**Задания**:
1. Перечислите действия, которыми, согласно статье о телевизоре и холодильнике, слушающий может ответить на интенцию говорящего.
2. Приведите продолжение статьи о телевизоре и холодильнике, начиная сразу после её последнего предложения.

**Текст для чтения**:
╔══

За что борются телевизор с холодильником
На наших глазах произошло две значимые трансформации. С одной стороны, сначала имело место резкое усиление условного говорящего — печать сменилась телевидением, с которым пришел одномоментный охват любой аудитории с более сильным, благодаря наличию визуальной стороны, сообщением. И, в отличие от печати, стала возможной передача сообщения одновременно с самим событием, то есть исчез временной разрыв между получением сообщения и самим событием. Освещение стало возможным вести в живом режиме. Правда, в советское время существовал маленький зазор между событием и развертыванием его на экране, чтобы успеть отцензурировать что-то не то.
Это усиление стороны, порождающей информацию, что также привело к усилению развлекательной силы сообщения. Дети, ничего не понимая еще, просто застывают, например, перед визуальными красотами передаваемой рекламы. Реклама стала существенно программировать поведение человека-покупателя.
Соцмедиа, наоборот, резко усилили позиции слушающего. Это стало еще одной трансформацией процессов социальных коммуникаций. Слушающий не только получил больший выбор, что читать, он получил, как и в случае массовой литературы, массовую журналистику, которая больше соответствовала его интересам. Но он также и сам стал внезапно журналистом. Хотя в этом есть определенное преувеличение, нужно еще, чтобы его в принципе кто-то читал, но важно, что человек сам ощущает себя коммуникатором. Он обрел свободу говорить, хотя с ней тоже активно борются, уже не только с постами, но даже и с репостами.
Если информационная политика делает акцент на роли «говорящего», то коммуникативная политика — на роли «слушающего». Со стороны говорящего есть интенция рассказать, продвинуть какую-то идею, но со стороны слушающего есть не меньшая сила — отторгнуть, отвернуться, выключить. На стыке возникают методы удержания внимания, переключения внимания с плохой новости на хорошую.

╚══

**Исходные данные**:
╔══

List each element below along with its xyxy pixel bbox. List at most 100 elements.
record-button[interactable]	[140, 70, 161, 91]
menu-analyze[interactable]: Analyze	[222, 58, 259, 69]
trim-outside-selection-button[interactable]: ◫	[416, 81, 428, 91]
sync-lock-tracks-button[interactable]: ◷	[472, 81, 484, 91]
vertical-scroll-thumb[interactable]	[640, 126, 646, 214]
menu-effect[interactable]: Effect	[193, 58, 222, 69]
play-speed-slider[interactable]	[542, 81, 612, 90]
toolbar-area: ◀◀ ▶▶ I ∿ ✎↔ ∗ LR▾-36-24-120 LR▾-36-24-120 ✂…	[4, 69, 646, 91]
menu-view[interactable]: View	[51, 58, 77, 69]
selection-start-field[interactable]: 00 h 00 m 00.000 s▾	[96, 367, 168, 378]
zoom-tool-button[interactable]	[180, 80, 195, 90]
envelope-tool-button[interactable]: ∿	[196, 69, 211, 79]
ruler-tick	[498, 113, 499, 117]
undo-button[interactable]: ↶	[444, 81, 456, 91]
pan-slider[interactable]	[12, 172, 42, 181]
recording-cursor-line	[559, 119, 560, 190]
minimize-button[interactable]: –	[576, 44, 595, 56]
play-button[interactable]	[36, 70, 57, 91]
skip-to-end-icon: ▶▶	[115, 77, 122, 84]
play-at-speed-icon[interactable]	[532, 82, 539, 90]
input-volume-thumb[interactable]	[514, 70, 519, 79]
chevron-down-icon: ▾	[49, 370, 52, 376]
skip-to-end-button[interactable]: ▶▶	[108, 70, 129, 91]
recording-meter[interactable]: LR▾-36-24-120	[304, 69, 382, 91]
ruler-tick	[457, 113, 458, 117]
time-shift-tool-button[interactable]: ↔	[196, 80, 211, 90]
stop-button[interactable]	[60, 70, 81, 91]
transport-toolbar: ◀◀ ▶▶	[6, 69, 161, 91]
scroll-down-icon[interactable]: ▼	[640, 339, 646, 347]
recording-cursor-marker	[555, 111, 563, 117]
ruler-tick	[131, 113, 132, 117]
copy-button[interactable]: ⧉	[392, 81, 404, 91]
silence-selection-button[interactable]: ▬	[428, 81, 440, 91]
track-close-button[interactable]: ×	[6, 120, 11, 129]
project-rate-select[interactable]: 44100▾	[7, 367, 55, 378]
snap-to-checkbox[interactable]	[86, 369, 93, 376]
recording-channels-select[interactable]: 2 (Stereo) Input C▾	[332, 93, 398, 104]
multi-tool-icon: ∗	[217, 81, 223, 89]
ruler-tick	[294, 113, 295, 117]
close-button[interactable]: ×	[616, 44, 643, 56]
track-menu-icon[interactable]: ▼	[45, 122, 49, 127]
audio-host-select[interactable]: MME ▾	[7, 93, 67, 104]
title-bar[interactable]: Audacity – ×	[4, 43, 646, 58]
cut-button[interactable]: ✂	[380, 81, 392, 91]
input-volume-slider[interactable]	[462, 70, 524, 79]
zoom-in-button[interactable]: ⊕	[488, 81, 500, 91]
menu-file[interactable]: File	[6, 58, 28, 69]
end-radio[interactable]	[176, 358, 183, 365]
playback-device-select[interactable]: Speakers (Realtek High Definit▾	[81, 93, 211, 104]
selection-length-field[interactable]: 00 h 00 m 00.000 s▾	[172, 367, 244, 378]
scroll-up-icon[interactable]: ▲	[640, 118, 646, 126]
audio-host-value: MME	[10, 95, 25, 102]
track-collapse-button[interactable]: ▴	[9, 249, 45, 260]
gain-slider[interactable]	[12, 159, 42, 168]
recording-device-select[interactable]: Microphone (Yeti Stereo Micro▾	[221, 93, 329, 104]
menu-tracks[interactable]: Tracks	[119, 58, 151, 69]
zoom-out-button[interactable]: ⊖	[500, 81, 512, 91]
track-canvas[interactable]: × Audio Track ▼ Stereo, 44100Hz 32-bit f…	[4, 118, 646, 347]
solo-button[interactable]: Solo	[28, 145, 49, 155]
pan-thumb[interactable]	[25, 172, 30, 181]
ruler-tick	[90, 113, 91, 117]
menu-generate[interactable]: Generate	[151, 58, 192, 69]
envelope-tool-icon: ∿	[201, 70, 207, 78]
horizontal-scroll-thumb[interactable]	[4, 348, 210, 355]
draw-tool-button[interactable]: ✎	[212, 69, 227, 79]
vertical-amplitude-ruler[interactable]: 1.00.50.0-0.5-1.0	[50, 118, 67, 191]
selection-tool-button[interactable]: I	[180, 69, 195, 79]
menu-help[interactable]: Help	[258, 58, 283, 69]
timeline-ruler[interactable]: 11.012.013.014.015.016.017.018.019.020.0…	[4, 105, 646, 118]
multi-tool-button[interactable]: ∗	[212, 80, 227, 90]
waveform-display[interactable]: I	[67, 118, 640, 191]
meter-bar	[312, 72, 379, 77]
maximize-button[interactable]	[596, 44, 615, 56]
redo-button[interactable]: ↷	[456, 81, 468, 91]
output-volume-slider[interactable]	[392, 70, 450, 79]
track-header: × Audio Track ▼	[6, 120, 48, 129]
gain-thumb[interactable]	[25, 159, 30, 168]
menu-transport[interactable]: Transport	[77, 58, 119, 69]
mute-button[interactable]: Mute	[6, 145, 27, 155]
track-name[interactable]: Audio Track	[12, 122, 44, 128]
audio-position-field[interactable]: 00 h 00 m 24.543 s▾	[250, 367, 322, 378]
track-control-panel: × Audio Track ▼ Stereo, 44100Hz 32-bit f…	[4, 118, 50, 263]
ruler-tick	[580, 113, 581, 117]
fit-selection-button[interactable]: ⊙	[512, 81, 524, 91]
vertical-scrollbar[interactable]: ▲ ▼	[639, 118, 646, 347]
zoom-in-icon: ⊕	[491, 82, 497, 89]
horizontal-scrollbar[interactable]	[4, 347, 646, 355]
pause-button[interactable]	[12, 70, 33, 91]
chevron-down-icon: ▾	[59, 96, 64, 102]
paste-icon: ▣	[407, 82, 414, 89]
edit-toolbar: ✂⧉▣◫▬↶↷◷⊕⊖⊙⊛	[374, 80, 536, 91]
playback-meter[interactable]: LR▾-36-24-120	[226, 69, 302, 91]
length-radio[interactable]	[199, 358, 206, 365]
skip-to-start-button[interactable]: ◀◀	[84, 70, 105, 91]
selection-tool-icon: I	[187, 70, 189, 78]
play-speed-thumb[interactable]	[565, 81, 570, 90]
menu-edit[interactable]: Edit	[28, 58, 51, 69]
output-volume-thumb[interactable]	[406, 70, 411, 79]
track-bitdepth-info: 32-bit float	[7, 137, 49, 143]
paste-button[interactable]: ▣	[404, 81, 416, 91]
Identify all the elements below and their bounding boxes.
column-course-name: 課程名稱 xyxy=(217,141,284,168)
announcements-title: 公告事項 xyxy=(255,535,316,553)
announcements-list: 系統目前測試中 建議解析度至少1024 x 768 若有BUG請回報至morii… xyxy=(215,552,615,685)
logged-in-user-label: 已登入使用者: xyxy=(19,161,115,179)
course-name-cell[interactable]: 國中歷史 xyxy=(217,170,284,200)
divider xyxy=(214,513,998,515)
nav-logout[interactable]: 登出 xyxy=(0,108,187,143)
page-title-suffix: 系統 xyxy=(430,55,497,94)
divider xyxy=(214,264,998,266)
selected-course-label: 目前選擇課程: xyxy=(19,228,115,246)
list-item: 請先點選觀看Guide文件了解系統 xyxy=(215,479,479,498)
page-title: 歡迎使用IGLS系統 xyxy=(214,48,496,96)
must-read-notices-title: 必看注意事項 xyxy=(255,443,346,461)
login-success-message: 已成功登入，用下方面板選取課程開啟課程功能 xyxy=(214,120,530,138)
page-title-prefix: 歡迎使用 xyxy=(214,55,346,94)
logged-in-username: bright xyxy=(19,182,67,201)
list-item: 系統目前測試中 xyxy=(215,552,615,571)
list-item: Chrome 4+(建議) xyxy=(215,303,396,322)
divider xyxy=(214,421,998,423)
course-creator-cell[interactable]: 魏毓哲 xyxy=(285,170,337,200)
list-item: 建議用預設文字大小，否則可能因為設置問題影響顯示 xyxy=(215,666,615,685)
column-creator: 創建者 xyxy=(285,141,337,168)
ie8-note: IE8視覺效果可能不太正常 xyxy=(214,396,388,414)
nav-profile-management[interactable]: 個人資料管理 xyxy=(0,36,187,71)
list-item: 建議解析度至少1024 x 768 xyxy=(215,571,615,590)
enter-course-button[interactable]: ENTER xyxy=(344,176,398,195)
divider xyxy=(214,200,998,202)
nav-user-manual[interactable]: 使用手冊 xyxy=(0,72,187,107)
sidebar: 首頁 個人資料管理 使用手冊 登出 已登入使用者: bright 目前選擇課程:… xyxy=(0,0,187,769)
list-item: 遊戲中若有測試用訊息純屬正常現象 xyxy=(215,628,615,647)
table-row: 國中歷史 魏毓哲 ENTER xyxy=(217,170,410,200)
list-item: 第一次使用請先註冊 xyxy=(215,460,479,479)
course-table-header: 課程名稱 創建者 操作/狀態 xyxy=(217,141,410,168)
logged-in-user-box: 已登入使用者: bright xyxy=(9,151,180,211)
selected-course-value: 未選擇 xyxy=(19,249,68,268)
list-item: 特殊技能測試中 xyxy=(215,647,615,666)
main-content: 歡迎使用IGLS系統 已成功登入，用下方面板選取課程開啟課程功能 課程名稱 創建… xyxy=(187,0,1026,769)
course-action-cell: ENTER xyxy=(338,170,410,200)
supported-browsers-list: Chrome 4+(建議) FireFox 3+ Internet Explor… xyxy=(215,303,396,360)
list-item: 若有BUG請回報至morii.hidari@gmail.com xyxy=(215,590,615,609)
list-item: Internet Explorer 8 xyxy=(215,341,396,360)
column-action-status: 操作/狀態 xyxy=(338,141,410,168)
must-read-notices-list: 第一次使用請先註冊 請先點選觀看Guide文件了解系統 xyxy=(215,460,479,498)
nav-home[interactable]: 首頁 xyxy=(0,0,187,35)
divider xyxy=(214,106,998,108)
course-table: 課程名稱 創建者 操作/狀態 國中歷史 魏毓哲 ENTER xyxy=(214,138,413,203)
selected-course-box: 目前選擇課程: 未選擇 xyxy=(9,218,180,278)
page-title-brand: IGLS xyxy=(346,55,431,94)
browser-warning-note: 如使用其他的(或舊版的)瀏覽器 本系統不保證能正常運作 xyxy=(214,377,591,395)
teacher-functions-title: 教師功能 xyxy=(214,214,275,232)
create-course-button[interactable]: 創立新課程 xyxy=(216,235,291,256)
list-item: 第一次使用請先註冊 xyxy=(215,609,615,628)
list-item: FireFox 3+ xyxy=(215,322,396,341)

╚══

**Ответы**:
1. Отторгнуть, отвернуться, выключить.

2.
Более того, новым феноменом стало многочасовое сидение в соцсетях, которые психологически не дают возможности отключиться, ради чего там задействованы специалисты, которые придумали, например, «лайк», заставив человека бороться за их количество. Подобную ситуацию наблюдаем и со смартфонами. Это дает государству возможность отслеживать не только наши интересы, но и даже устанавливать точки нашего нахождения в физическом пространстве.
Информационная политика имеет своей задачей запустить в массовое сознание те или иные нарративы, призванные легитимировать действия государства. Коммуникативная политика выстраивает внутренние защиты против этой инициативы. И не только потому, что их могут признать неверными, но и потому, что навязываемая сверху повестка дня выглядит актуальной только для «говорящего», но не для «слушающего».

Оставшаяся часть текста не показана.